++++ Supplied records
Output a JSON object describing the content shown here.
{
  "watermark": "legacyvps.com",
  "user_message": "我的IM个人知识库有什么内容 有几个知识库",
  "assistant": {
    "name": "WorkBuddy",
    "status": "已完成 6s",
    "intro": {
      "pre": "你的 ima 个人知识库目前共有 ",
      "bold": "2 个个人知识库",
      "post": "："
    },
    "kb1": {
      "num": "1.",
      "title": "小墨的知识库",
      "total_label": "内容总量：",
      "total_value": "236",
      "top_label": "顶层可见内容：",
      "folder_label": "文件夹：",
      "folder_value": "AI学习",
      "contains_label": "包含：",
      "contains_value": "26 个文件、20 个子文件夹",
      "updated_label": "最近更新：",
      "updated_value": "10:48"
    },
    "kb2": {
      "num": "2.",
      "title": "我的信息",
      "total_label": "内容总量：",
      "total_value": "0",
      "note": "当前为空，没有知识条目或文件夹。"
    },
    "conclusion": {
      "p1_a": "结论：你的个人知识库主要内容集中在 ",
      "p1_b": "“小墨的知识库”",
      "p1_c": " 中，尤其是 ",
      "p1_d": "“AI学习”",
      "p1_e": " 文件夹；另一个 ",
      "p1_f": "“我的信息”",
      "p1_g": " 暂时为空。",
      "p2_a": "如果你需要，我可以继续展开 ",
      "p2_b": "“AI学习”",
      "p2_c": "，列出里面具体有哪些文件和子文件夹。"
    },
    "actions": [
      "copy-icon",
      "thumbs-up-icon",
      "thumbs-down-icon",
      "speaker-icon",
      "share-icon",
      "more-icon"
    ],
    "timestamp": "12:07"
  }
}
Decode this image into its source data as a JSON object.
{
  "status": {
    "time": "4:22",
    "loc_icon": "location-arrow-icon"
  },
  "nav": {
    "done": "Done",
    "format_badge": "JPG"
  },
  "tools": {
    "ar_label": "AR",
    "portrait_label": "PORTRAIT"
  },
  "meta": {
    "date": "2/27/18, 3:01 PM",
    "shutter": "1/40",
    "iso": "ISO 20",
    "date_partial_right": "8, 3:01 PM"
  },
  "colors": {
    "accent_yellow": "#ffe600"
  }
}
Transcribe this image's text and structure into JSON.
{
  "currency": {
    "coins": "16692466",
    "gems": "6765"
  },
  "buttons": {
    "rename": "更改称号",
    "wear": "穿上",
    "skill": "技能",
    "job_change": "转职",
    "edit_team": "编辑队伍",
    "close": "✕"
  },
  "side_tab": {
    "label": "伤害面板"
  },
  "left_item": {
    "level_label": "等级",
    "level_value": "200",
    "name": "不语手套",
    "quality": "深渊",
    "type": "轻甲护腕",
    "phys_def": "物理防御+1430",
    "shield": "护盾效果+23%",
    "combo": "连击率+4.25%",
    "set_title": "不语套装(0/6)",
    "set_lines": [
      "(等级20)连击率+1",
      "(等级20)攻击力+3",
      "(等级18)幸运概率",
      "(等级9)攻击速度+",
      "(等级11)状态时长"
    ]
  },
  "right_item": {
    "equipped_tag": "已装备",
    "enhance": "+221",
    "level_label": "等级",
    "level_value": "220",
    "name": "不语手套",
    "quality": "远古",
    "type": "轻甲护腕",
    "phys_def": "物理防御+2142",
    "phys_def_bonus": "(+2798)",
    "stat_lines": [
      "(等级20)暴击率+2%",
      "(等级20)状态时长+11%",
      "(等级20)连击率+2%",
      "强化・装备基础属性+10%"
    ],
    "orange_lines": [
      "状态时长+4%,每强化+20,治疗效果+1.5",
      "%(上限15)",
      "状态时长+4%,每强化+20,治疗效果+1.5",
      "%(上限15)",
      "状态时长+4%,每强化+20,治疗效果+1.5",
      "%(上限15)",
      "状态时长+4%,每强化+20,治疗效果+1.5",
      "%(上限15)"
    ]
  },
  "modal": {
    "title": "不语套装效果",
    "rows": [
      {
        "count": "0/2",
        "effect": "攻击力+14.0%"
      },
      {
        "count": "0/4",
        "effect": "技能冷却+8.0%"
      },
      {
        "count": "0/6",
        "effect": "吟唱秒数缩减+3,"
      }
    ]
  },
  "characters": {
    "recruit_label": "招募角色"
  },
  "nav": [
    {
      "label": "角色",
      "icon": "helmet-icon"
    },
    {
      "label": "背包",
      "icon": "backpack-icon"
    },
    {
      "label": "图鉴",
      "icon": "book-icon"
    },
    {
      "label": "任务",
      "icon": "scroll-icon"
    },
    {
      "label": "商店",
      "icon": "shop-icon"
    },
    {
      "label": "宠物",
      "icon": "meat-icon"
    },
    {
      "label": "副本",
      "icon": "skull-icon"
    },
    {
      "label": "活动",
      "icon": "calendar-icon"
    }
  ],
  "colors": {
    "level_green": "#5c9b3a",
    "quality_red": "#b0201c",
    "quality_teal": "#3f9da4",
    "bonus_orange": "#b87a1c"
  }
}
++++++++
- Direction
How many lines in these entries hold the string "image"? Answer with the number alone.

- Solution for this exercise
2